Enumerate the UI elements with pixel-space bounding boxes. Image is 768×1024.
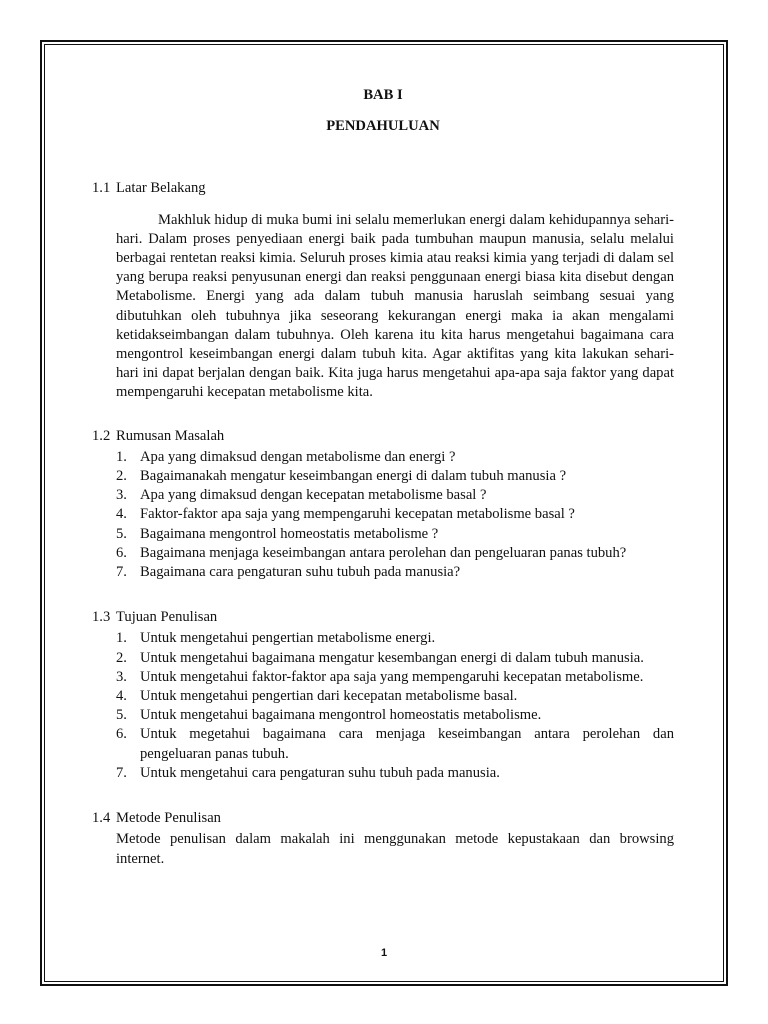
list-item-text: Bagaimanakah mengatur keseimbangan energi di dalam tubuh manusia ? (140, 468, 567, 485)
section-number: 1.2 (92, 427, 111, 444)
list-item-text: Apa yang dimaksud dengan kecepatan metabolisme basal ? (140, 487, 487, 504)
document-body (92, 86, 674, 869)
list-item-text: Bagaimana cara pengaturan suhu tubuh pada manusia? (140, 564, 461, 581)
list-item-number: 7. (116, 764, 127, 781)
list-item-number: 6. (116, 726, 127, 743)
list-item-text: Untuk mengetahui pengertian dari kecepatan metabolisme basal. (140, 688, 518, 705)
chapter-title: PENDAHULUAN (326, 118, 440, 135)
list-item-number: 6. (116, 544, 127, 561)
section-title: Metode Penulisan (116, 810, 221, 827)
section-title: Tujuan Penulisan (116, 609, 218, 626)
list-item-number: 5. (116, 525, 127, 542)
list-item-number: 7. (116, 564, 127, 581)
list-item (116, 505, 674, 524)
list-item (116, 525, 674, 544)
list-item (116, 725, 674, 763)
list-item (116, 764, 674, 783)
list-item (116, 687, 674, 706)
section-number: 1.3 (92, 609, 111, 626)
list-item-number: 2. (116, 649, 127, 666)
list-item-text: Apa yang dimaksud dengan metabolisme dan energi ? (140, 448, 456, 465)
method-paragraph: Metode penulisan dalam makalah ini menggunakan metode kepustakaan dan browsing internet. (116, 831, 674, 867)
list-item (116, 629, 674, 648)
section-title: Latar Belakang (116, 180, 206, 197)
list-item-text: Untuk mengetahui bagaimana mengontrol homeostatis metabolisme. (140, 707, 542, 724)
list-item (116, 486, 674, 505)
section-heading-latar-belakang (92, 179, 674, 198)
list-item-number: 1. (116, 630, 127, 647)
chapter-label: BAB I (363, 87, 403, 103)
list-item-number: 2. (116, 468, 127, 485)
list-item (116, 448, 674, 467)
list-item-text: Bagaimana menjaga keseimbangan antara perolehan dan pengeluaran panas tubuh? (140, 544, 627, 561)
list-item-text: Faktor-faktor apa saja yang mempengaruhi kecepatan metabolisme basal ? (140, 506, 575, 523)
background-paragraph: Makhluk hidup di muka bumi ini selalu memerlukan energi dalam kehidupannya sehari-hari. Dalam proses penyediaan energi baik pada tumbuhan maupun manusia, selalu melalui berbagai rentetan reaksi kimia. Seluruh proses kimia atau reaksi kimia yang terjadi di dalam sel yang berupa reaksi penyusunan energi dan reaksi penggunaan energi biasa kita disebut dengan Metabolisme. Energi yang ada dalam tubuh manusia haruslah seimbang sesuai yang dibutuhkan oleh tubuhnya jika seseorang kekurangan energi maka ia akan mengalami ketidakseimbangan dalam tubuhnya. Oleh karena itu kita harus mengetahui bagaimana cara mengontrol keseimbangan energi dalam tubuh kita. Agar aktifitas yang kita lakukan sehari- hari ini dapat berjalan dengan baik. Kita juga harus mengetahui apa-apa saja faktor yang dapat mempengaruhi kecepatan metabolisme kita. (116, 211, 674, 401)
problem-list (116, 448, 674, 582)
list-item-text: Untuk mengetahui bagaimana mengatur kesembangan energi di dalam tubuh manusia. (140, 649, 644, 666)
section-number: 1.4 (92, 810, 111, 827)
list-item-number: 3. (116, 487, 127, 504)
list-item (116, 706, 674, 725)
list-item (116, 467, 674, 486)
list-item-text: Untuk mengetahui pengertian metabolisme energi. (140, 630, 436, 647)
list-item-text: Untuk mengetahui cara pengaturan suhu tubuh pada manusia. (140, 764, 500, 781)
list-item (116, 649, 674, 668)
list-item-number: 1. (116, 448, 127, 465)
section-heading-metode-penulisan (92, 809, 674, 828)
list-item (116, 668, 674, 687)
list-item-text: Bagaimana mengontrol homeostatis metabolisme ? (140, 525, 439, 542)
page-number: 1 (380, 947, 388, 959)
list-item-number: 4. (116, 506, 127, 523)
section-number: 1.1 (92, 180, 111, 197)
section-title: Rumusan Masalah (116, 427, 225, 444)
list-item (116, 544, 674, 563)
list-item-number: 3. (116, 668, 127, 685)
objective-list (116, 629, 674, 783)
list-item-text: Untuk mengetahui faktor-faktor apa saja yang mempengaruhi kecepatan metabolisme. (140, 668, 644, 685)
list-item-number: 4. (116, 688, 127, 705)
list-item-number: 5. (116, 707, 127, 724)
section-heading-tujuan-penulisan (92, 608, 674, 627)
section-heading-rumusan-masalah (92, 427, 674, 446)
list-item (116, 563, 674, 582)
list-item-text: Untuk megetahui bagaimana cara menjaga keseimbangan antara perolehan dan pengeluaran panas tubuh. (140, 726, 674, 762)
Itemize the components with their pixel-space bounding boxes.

•••

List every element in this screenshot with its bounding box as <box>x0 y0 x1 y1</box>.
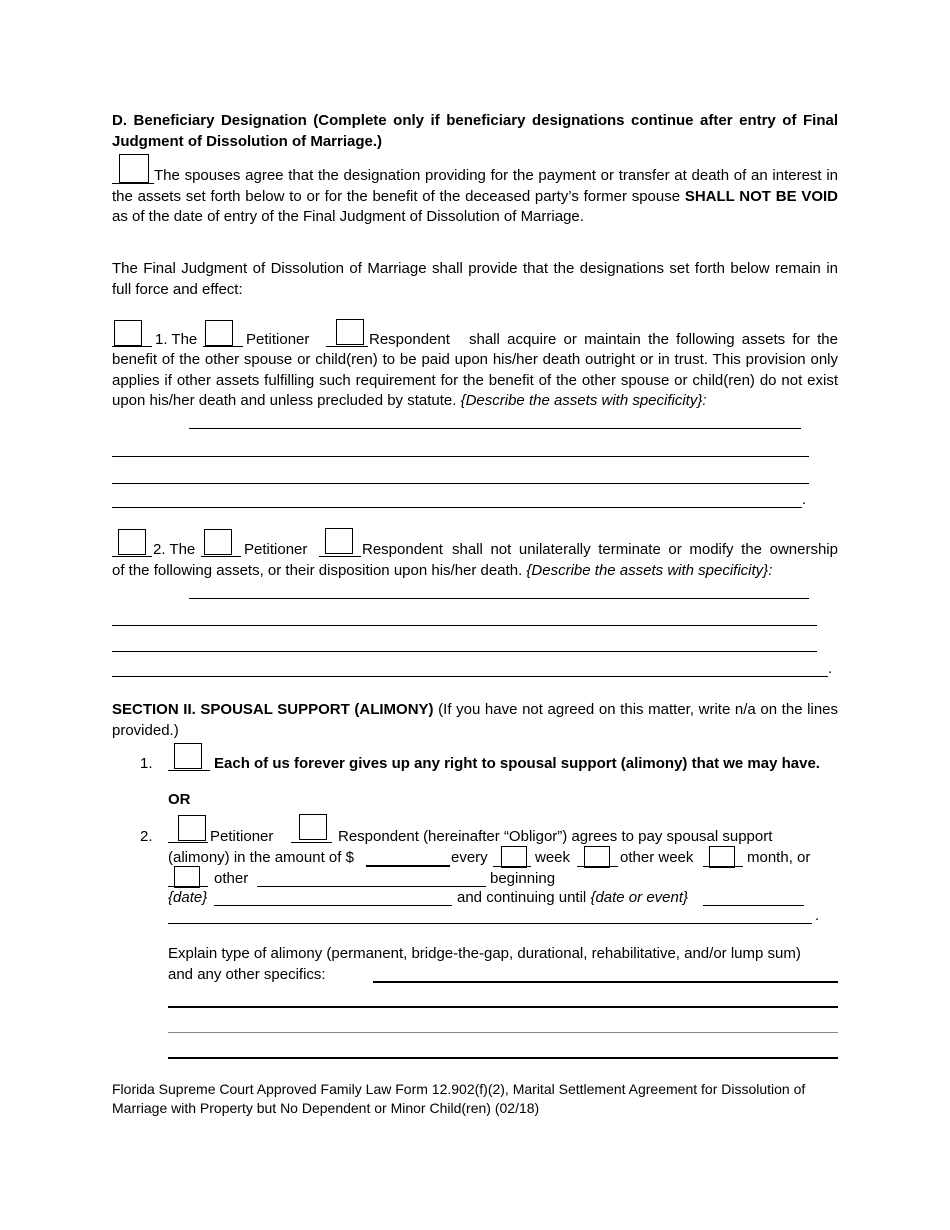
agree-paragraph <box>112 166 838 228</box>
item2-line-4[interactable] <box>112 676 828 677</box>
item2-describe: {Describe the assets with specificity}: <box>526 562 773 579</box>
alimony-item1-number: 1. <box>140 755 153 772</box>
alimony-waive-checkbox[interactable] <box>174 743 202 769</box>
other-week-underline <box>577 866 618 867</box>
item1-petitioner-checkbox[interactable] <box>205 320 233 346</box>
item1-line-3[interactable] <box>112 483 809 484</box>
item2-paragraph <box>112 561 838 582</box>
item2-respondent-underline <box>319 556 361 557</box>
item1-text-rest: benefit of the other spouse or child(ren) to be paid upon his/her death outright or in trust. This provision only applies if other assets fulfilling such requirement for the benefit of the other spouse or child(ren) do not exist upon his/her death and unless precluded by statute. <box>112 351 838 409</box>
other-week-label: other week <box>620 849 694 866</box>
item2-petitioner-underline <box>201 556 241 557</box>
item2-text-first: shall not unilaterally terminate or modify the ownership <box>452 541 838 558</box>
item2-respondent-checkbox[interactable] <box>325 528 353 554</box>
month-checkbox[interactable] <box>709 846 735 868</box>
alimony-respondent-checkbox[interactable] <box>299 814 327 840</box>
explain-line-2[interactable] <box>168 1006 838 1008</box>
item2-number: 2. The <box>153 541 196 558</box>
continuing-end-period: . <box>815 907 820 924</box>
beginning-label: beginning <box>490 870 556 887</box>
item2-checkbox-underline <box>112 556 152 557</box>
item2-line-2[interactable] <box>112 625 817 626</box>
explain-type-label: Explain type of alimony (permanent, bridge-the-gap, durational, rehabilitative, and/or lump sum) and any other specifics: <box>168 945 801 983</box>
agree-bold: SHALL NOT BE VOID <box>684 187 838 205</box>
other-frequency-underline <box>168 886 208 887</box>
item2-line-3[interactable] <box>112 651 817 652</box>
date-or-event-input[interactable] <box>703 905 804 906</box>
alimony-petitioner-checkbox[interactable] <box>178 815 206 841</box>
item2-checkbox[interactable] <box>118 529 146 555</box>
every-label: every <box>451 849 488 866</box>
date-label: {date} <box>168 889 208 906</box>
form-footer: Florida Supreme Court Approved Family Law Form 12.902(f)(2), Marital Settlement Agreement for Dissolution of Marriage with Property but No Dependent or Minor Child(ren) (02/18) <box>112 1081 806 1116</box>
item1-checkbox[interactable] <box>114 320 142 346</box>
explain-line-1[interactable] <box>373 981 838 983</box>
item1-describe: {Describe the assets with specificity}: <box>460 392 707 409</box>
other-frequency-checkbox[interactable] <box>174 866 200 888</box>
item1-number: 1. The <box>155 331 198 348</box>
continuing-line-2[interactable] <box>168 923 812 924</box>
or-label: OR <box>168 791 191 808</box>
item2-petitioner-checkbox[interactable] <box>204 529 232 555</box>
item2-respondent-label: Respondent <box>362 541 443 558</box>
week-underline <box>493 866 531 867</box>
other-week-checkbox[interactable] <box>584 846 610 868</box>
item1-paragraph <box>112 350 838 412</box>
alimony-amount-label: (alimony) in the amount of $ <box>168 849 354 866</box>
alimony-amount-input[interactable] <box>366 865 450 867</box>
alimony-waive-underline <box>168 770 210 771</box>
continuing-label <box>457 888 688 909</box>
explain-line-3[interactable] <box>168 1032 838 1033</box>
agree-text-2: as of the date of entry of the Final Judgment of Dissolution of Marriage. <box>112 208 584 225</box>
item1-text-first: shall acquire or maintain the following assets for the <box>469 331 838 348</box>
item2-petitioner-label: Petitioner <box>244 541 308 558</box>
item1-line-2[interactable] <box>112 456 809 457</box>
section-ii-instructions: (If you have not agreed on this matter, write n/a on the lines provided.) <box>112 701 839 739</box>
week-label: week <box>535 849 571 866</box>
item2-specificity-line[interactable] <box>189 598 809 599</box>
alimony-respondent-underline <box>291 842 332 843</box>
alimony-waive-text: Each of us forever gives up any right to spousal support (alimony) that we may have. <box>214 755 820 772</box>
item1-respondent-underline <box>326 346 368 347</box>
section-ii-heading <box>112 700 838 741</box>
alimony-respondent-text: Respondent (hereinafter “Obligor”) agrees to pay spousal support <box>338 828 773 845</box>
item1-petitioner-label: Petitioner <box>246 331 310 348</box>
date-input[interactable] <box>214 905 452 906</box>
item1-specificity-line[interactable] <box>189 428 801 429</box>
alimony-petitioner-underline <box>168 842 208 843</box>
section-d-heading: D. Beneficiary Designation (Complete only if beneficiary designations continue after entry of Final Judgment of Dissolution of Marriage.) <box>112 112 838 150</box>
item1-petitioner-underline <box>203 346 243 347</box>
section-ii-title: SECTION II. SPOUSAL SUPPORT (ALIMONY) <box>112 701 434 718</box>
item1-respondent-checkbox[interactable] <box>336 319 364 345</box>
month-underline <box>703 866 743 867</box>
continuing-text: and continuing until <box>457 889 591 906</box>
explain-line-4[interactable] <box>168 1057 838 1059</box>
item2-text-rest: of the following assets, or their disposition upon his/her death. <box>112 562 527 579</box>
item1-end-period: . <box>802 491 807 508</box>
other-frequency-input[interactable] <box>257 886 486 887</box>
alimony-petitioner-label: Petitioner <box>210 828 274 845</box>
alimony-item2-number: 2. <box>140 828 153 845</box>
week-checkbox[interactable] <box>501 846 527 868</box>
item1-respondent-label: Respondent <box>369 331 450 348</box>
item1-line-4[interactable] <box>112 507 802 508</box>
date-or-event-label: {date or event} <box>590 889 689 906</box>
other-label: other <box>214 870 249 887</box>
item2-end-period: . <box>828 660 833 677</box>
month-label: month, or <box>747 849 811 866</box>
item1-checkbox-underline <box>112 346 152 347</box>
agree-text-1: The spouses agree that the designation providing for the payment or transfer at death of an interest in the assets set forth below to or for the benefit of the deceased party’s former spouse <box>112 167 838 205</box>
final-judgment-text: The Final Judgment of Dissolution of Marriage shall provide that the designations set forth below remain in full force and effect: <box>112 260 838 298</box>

•••

Copy the data from the line holding "list-item-text: Bagaimanakah mengatur" through the line holding "document-body (92, 86, 674, 869)", inclusive, and give only those lines, switching "kecepatan" to "laju" and keeping everything else the same.

list-item-text: Bagaimanakah mengatur keseimbangan energi di dalam tubuh manusia ? (140, 468, 567, 485)
section-number: 1.2 (92, 427, 111, 444)
list-item-text: Apa yang dimaksud dengan laju metabolisme basal ? (140, 487, 487, 504)
document-body (92, 86, 674, 869)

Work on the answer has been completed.